### Exercise details
Give every line below again, exactly.
▬▬▬
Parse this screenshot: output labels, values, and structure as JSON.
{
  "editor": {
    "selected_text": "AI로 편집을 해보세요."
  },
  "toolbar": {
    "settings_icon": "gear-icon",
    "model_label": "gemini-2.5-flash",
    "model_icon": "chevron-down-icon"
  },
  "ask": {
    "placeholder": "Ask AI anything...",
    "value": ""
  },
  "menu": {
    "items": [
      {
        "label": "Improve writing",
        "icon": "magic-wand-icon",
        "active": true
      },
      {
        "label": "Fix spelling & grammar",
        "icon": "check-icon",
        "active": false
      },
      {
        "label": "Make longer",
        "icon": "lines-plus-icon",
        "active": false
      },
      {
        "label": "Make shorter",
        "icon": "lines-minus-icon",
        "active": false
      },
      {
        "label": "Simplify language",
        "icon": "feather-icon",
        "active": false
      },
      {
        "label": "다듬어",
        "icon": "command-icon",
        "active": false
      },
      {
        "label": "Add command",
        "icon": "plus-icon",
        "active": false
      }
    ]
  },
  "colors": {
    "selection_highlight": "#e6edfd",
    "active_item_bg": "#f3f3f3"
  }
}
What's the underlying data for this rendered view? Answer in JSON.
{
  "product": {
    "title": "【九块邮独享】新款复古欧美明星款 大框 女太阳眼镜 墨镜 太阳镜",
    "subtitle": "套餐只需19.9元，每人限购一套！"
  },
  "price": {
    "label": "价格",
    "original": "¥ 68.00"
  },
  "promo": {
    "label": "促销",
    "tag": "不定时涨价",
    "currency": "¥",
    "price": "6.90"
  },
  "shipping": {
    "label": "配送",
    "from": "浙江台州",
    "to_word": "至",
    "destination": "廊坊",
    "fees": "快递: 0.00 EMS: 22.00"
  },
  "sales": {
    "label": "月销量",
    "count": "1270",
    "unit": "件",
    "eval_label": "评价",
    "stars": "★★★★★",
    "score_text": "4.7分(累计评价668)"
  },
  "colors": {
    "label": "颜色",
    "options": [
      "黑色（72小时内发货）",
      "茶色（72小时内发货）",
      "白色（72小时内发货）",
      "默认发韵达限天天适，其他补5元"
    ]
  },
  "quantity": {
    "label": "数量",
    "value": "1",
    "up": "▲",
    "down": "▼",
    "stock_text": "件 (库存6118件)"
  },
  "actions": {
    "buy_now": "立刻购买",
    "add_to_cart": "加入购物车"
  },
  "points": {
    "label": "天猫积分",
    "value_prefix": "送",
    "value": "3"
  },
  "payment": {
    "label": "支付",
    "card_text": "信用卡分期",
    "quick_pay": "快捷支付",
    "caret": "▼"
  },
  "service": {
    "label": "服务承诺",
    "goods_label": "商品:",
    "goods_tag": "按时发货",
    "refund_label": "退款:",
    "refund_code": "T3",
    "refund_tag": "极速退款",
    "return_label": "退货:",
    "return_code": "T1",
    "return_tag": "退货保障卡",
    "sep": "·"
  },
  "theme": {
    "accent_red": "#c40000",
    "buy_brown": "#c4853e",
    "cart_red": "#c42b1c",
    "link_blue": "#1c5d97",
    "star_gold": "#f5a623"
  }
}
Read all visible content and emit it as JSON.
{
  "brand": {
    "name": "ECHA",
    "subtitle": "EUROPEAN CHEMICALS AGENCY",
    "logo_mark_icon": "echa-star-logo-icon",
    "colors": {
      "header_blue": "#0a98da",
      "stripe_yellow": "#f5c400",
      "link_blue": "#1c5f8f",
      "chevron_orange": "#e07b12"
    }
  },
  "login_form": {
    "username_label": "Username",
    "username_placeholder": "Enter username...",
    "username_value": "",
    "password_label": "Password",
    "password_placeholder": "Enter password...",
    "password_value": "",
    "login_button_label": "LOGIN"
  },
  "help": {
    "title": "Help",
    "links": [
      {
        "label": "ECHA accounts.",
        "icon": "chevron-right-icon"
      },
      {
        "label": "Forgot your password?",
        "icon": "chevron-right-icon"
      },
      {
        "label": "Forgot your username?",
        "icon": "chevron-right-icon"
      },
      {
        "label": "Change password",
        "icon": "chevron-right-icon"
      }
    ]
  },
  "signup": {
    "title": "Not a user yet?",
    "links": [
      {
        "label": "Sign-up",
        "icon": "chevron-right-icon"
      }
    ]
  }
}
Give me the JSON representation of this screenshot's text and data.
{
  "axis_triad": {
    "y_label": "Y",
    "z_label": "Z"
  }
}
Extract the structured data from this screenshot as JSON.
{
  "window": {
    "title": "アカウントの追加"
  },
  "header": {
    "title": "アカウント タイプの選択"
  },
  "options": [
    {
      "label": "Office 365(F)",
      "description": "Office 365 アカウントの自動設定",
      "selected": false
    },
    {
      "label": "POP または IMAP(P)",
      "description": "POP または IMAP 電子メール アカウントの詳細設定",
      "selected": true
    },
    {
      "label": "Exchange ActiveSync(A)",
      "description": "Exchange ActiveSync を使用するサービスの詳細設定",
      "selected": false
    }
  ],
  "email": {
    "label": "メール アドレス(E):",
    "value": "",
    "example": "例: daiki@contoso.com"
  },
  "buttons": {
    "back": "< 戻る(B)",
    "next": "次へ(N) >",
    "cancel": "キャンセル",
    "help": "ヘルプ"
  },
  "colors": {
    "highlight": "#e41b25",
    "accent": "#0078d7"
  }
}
▬▬▬
### Complete response
Parse this screenshot: output labels, values, and structure as JSON.
{
  "editor": {
    "selected_text": "AI로 편집을 해보세요."
  },
  "toolbar": {
    "settings_icon": "gear-icon",
    "model_label": "gemini-2.5-flash",
    "model_icon": "chevron-down-icon"
  },
  "ask": {
    "placeholder": "Ask AI anything...",
    "value": ""
  },
  "menu": {
    "items": [
      {
        "label": "Improve writing",
        "icon": "magic-wand-icon",
        "active": true
      },
      {
        "label": "Fix spelling & grammar",
        "icon": "check-icon",
        "active": false
      },
      {
        "label": "Make longer",
        "icon": "lines-plus-icon",
        "active": false
      },
      {
        "label": "Make shorter",
        "icon": "lines-minus-icon",
        "active": false
      },
      {
        "label": "Simplify language",
        "icon": "feather-icon",
        "active": false
      },
      {
        "label": "다듬어",
        "icon": "command-icon",
        "active": false
      },
      {
        "label": "Add command",
        "icon": "plus-icon",
        "active": false
      }
    ]
  },
  "colors": {
    "selection_highlight": "#e6edfd",
    "active_item_bg": "#f3f3f3"
  }
}
What's the underlying data for this rendered view? Answer in JSON.
{
  "product": {
    "title": "【九块邮独享】新款复古欧美明星款 大框 女太阳眼镜 墨镜 太阳镜",
    "subtitle": "套餐只需19.9元，每人限购一套！"
  },
  "price": {
    "label": "价格",
    "original": "¥ 68.00"
  },
  "promo": {
    "label": "促销",
    "tag": "不定时涨价",
    "currency": "¥",
    "price": "6.90"
  },
  "shipping": {
    "label": "配送",
    "from": "浙江台州",
    "to_word": "至",
    "destination": "廊坊",
    "fees": "快递: 0.00 EMS: 22.00"
  },
  "sales": {
    "label": "月销量",
    "count": "1270",
    "unit": "件",
    "eval_label": "评价",
    "stars": "★★★★★",
    "score_text": "4.7分(累计评价668)"
  },
  "colors": {
    "label": "颜色",
    "options": [
      "黑色（72小时内发货）",
      "茶色（72小时内发货）",
      "白色（72小时内发货）",
      "默认发韵达限天天适，其他补5元"
    ]
  },
  "quantity": {
    "label": "数量",
    "value": "1",
    "up": "▲",
    "down": "▼",
    "stock_text": "件 (库存6118件)"
  },
  "actions": {
    "buy_now": "立刻购买",
    "add_to_cart": "加入购物车"
  },
  "points": {
    "label": "天猫积分",
    "value_prefix": "送",
    "value": "3"
  },
  "payment": {
    "label": "支付",
    "card_text": "信用卡分期",
    "quick_pay": "快捷支付",
    "caret": "▼"
  },
  "service": {
    "label": "服务承诺",
    "goods_label": "商品:",
    "goods_tag": "按时发货",
    "refund_label": "退款:",
    "refund_code": "T3",
    "refund_tag": "极速退款",
    "return_label": "退货:",
    "return_code": "T1",
    "return_tag": "退货保障卡",
    "sep": "·"
  },
  "theme": {
    "accent_red": "#c40000",
    "buy_brown": "#c4853e",
    "cart_red": "#c42b1c",
    "link_blue": "#1c5d97",
    "star_gold": "#f5a623"
  }
}
Read all visible content and emit it as JSON.
{
  "brand": {
    "name": "ECHA",
    "subtitle": "EUROPEAN CHEMICALS AGENCY",
    "logo_mark_icon": "echa-star-logo-icon",
    "colors": {
      "header_blue": "#0a98da",
      "stripe_yellow": "#f5c400",
      "link_blue": "#1c5f8f",
      "chevron_orange": "#e07b12"
    }
  },
  "login_form": {
    "username_label": "Username",
    "username_placeholder": "Enter username...",
    "username_value": "",
    "password_label": "Password",
    "password_placeholder": "Enter password...",
    "password_value": "",
    "login_button_label": "LOGIN"
  },
  "help": {
    "title": "Help",
    "links": [
      {
        "label": "ECHA accounts.",
        "icon": "chevron-right-icon"
      },
      {
        "label": "Forgot your password?",
        "icon": "chevron-right-icon"
      },
      {
        "label": "Forgot your username?",
        "icon": "chevron-right-icon"
      },
      {
        "label": "Change password",
        "icon": "chevron-right-icon"
      }
    ]
  },
  "signup": {
    "title": "Not a user yet?",
    "links": [
      {
        "label": "Sign-up",
        "icon": "chevron-right-icon"
      }
    ]
  }
}
Give me the JSON representation of this screenshot's text and data.
{
  "axis_triad": {
    "y_label": "Y",
    "z_label": "Z"
  }
}
Extract the structured data from this screenshot as JSON.
{
  "window": {
    "title": "アカウントの追加"
  },
  "header": {
    "title": "アカウント タイプの選択"
  },
  "options": [
    {
      "label": "Office 365(F)",
      "description": "Office 365 アカウントの自動設定",
      "selected": false
    },
    {
      "label": "POP または IMAP(P)",
      "description": "POP または IMAP 電子メール アカウントの詳細設定",
      "selected": true
    },
    {
      "label": "Exchange ActiveSync(A)",
      "description": "Exchange ActiveSync を使用するサービスの詳細設定",
      "selected": false
    }
  ],
  "email": {
    "label": "メール アドレス(E):",
    "value": "",
    "example": "例: daiki@contoso.com"
  },
  "buttons": {
    "back": "< 戻る(B)",
    "next": "次へ(N) >",
    "cancel": "キャンセル",
    "help": "ヘルプ"
  },
  "colors": {
    "highlight": "#e41b25",
    "accent": "#0078d7"
  }
}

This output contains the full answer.